Data extract:
<<<<

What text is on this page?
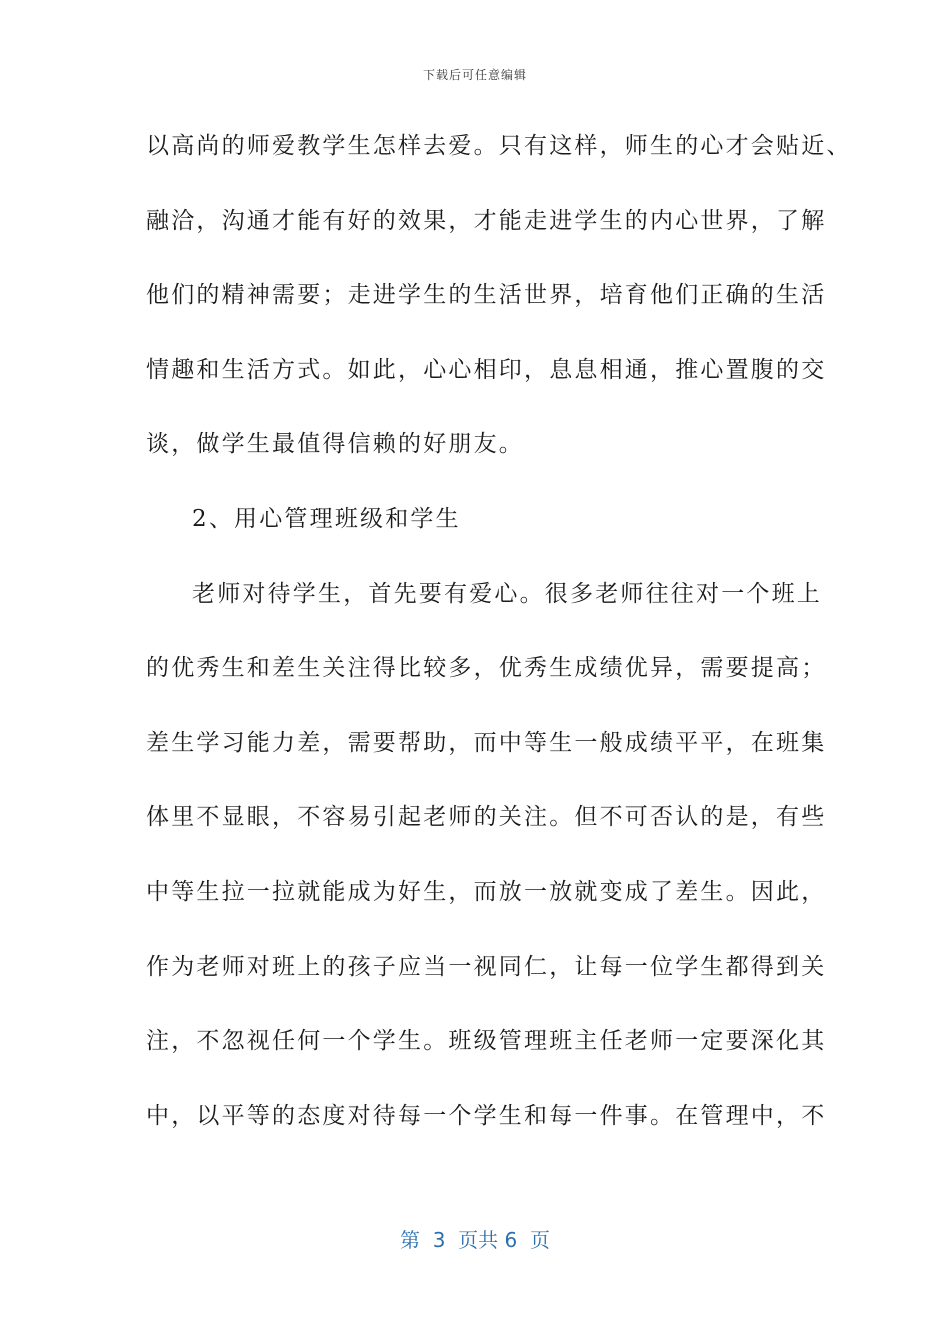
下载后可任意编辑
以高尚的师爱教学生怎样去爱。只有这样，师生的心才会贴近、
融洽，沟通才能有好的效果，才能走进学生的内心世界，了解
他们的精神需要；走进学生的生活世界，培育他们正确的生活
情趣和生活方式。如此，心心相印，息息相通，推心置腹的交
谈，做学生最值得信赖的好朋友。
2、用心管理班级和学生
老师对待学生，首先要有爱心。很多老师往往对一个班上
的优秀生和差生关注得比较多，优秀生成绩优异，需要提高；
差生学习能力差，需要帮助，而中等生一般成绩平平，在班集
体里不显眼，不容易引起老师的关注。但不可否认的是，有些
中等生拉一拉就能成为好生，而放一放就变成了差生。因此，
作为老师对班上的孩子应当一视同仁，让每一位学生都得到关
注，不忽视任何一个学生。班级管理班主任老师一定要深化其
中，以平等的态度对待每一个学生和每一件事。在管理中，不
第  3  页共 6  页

>>>>

Written exercise:
Set down the lines of the records above exactly, apart from the pictures.

Correct result:
What text is on this page?
下载后可任意编辑
以高尚的师爱教学生怎样去爱。只有这样，师生的心才会贴近、
融洽，沟通才能有好的效果，才能走进学生的内心世界，了解
他们的精神需要；走进学生的生活世界，培育他们正确的生活
情趣和生活方式。如此，心心相印，息息相通，推心置腹的交
谈，做学生最值得信赖的好朋友。
2、用心管理班级和学生
老师对待学生，首先要有爱心。很多老师往往对一个班上
的优秀生和差生关注得比较多，优秀生成绩优异，需要提高；
差生学习能力差，需要帮助，而中等生一般成绩平平，在班集
体里不显眼，不容易引起老师的关注。但不可否认的是，有些
中等生拉一拉就能成为好生，而放一放就变成了差生。因此，
作为老师对班上的孩子应当一视同仁，让每一位学生都得到关
注，不忽视任何一个学生。班级管理班主任老师一定要深化其
中，以平等的态度对待每一个学生和每一件事。在管理中，不
第  3  页共 6  页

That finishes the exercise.